# SHORT EXERCISE
Can you write out all the lines word for word, with no pictures?

# GIVEN ENTRIES
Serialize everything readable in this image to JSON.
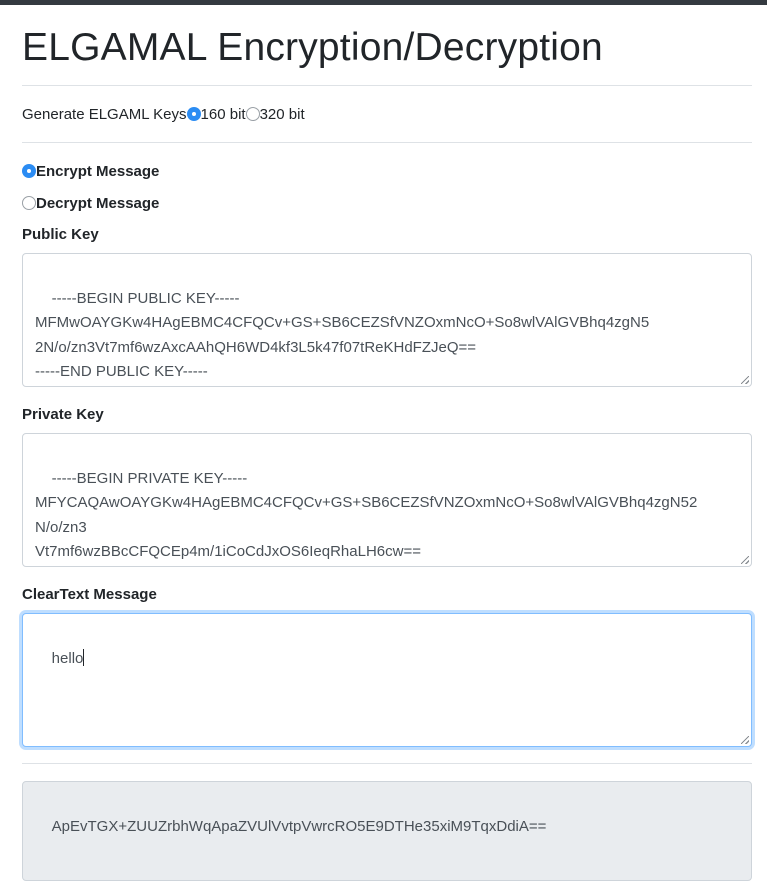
{
  "page": {
    "title": "ELGAMAL Encryption/Decryption"
  },
  "keygen": {
    "label": "Generate ELGAML Keys",
    "options": [
      {
        "label": "160 bit",
        "checked": true
      },
      {
        "label": "320 bit",
        "checked": false
      }
    ]
  },
  "mode": {
    "options": [
      {
        "label": "Encrypt Message",
        "checked": true
      },
      {
        "label": "Decrypt Message",
        "checked": false
      }
    ]
  },
  "public_key": {
    "label": "Public Key",
    "value": "-----BEGIN PUBLIC KEY-----\nMFMwOAYGKw4HAgEBMC4CFQCv+GS+SB6CEZSfVNZOxmNcO+So8wlVAlGVBhq4zgN5\n2N/o/zn3Vt7mf6wzAxcAAhQH6WD4kf3L5k47f07tReKHdFZJeQ==\n-----END PUBLIC KEY-----"
  },
  "private_key": {
    "label": "Private Key",
    "value": "-----BEGIN PRIVATE KEY-----\nMFYCAQAwOAYGKw4HAgEBMC4CFQCv+GS+SB6CEZSfVNZOxmNcO+So8wlVAlGVBhq4zgN52\nN/o/zn3\nVt7mf6wzBBcCFQCEp4m/1iCoCdJxOS6IeqRhaLH6cw==\n-----END PRIVATE KEY-----"
  },
  "cleartext": {
    "label": "ClearText Message",
    "value": "hello"
  },
  "output": {
    "value": "ApEvTGX+ZUUZrbhWqApaZVUlVvtpVwrcRO5E9DTHe35xiM9TqxDdiA=="
  }
}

# RESPONSE TO THE EXERCISE
Serialize everything readable in this image to JSON.
{
  "page": {
    "title": "ELGAMAL Encryption/Decryption"
  },
  "keygen": {
    "label": "Generate ELGAML Keys",
    "options": [
      {
        "label": "160 bit",
        "checked": true
      },
      {
        "label": "320 bit",
        "checked": false
      }
    ]
  },
  "mode": {
    "options": [
      {
        "label": "Encrypt Message",
        "checked": true
      },
      {
        "label": "Decrypt Message",
        "checked": false
      }
    ]
  },
  "public_key": {
    "label": "Public Key",
    "value": "-----BEGIN PUBLIC KEY-----\nMFMwOAYGKw4HAgEBMC4CFQCv+GS+SB6CEZSfVNZOxmNcO+So8wlVAlGVBhq4zgN5\n2N/o/zn3Vt7mf6wzAxcAAhQH6WD4kf3L5k47f07tReKHdFZJeQ==\n-----END PUBLIC KEY-----"
  },
  "private_key": {
    "label": "Private Key",
    "value": "-----BEGIN PRIVATE KEY-----\nMFYCAQAwOAYGKw4HAgEBMC4CFQCv+GS+SB6CEZSfVNZOxmNcO+So8wlVAlGVBhq4zgN52\nN/o/zn3\nVt7mf6wzBBcCFQCEp4m/1iCoCdJxOS6IeqRhaLH6cw==\n-----END PRIVATE KEY-----"
  },
  "cleartext": {
    "label": "ClearText Message",
    "value": "hello"
  },
  "output": {
    "value": "ApEvTGX+ZUUZrbhWqApaZVUlVvtpVwrcRO5E9DTHe35xiM9TqxDdiA=="
  }
}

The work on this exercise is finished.